Pull every "subtitle" line out of the data below.

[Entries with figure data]
#####

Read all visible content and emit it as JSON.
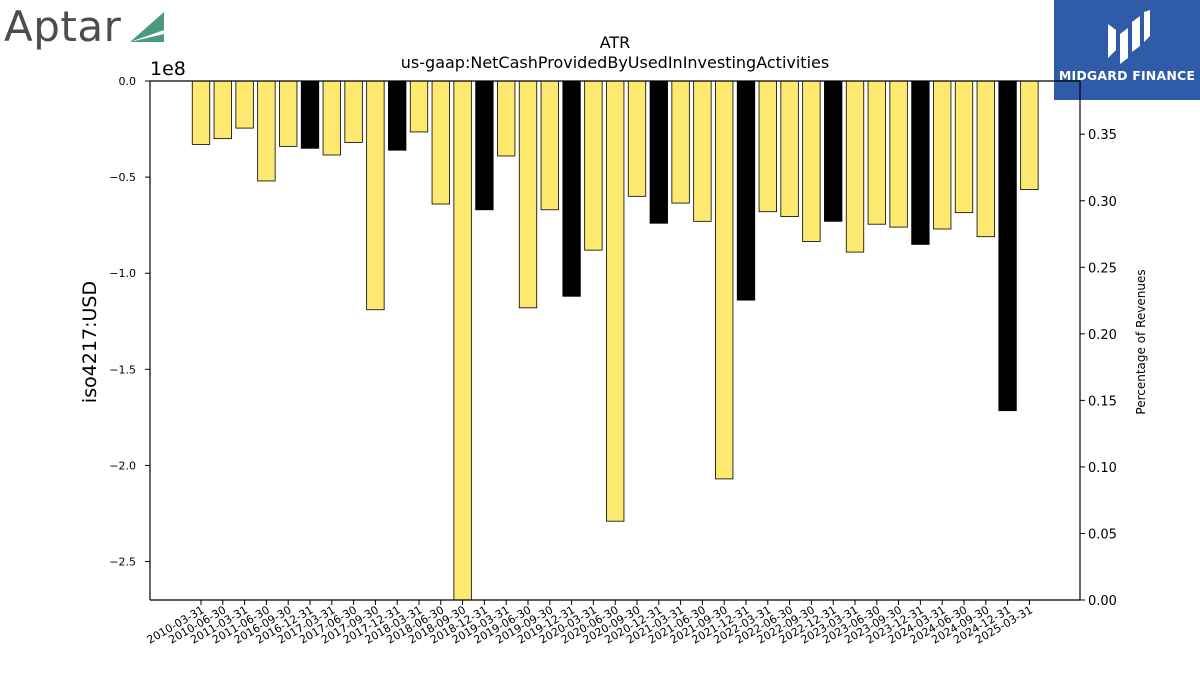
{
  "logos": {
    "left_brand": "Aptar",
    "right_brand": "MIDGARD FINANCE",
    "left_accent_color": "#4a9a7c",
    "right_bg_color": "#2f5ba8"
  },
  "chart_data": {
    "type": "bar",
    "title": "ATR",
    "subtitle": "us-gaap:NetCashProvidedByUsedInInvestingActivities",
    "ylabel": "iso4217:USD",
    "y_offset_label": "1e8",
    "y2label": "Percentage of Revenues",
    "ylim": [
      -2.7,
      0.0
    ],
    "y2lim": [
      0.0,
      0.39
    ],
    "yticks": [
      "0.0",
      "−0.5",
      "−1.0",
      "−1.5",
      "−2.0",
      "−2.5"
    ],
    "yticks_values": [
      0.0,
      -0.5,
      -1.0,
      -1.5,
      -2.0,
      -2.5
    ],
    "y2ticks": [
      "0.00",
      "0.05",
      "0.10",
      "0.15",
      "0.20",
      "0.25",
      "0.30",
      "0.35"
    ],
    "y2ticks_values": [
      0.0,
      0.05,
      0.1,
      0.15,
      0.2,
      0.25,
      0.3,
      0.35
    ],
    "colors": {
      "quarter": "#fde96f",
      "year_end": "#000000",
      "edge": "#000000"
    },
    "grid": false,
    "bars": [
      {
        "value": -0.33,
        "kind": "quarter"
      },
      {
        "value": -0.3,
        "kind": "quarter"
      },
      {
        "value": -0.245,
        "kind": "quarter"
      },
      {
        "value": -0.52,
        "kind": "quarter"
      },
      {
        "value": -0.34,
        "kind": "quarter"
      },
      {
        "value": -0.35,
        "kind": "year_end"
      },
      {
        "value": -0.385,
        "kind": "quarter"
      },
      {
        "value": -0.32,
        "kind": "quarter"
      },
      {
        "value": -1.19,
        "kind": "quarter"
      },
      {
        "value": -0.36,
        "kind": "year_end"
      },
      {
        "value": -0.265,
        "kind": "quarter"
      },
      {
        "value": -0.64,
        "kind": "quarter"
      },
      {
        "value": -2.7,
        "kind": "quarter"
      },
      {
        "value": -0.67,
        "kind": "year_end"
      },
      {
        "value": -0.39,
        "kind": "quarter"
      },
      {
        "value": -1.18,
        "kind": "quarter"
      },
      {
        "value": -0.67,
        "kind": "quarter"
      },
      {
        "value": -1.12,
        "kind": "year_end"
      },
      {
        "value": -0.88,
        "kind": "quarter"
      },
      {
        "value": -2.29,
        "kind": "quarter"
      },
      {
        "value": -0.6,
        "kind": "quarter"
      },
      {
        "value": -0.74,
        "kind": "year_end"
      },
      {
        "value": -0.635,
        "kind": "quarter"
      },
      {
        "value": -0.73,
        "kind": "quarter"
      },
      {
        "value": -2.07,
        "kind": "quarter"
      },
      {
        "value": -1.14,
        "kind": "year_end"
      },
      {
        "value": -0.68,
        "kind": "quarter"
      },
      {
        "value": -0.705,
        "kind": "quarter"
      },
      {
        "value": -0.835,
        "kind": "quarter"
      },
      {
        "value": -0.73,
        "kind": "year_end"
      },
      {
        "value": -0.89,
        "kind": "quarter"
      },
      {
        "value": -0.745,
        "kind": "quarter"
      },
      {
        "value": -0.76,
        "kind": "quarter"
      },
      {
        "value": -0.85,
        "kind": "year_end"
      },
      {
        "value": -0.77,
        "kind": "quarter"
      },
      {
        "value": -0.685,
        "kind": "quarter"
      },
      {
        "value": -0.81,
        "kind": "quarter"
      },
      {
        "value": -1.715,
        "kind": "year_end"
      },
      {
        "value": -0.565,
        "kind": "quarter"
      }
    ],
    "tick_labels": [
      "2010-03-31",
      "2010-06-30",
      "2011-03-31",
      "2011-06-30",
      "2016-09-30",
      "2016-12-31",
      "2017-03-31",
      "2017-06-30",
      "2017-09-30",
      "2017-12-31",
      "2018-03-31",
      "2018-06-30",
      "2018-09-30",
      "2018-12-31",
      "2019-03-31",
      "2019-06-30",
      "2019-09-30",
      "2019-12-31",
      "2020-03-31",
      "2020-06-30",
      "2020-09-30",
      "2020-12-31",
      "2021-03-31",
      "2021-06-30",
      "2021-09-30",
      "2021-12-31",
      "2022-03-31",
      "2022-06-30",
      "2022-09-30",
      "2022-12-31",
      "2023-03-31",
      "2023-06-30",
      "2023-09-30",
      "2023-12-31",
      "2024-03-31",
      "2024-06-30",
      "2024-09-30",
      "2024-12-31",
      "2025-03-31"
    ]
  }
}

#####

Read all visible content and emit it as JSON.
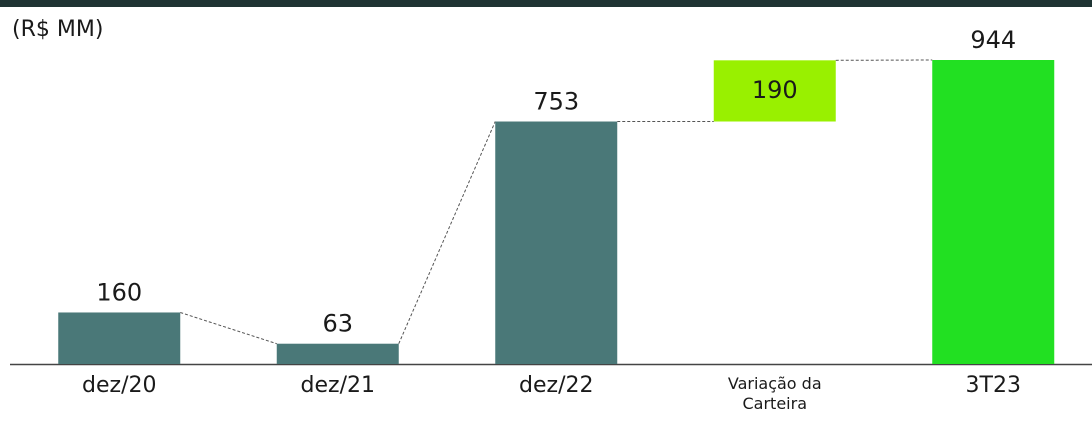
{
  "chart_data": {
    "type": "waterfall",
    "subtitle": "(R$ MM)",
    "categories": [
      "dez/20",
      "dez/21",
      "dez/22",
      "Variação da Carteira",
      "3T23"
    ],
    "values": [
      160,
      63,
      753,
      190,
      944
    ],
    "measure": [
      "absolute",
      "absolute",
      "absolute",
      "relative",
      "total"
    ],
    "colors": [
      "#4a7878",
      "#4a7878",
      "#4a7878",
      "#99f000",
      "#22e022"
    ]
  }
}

#####

■ Answer in full
    "subtitle": "us-gaap:NetCashProvidedByUsedInInvestingActivities",
    "subtitle": "(R$ MM)",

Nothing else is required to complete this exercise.